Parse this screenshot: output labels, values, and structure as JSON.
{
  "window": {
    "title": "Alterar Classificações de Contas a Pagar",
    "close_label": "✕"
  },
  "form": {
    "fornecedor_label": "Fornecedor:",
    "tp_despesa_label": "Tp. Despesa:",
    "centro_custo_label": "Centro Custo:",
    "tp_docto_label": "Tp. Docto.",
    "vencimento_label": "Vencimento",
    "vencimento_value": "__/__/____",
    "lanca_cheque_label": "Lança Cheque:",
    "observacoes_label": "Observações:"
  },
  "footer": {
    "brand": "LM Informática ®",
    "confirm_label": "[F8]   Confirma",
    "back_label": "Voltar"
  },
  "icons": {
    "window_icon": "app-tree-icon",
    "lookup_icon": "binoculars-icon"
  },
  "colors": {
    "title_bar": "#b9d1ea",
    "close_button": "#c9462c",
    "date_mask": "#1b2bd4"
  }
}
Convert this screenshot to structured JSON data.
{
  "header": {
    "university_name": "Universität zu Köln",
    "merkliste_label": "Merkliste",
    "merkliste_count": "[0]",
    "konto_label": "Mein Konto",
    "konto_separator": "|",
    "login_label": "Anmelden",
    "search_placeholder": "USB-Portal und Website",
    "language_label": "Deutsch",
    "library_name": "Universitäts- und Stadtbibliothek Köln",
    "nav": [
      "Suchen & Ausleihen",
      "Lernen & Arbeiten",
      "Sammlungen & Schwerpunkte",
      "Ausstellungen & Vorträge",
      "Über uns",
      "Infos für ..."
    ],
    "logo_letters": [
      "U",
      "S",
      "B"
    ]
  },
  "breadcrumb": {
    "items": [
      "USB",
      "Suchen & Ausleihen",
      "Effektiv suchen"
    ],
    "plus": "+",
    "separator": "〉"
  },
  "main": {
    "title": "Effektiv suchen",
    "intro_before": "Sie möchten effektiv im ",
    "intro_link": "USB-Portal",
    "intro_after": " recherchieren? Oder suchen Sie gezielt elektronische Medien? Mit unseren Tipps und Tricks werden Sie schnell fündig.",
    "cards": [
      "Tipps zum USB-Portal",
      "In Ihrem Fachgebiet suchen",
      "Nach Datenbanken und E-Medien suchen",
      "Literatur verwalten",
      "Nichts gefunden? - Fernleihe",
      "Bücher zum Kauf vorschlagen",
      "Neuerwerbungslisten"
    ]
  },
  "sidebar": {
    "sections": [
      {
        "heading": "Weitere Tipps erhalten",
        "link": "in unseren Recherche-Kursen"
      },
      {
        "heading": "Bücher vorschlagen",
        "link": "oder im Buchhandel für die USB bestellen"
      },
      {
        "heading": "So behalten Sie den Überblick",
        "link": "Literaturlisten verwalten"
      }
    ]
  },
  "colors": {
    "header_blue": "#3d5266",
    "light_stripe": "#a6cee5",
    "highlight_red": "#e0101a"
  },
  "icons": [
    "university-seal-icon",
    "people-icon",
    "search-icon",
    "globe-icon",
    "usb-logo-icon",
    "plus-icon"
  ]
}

**Task details**
Copy each line of the listing in which the word "verwalten" can be found.

**Written solution**
      "Literatur verwalten",
        "link": "Literaturlisten verwalten"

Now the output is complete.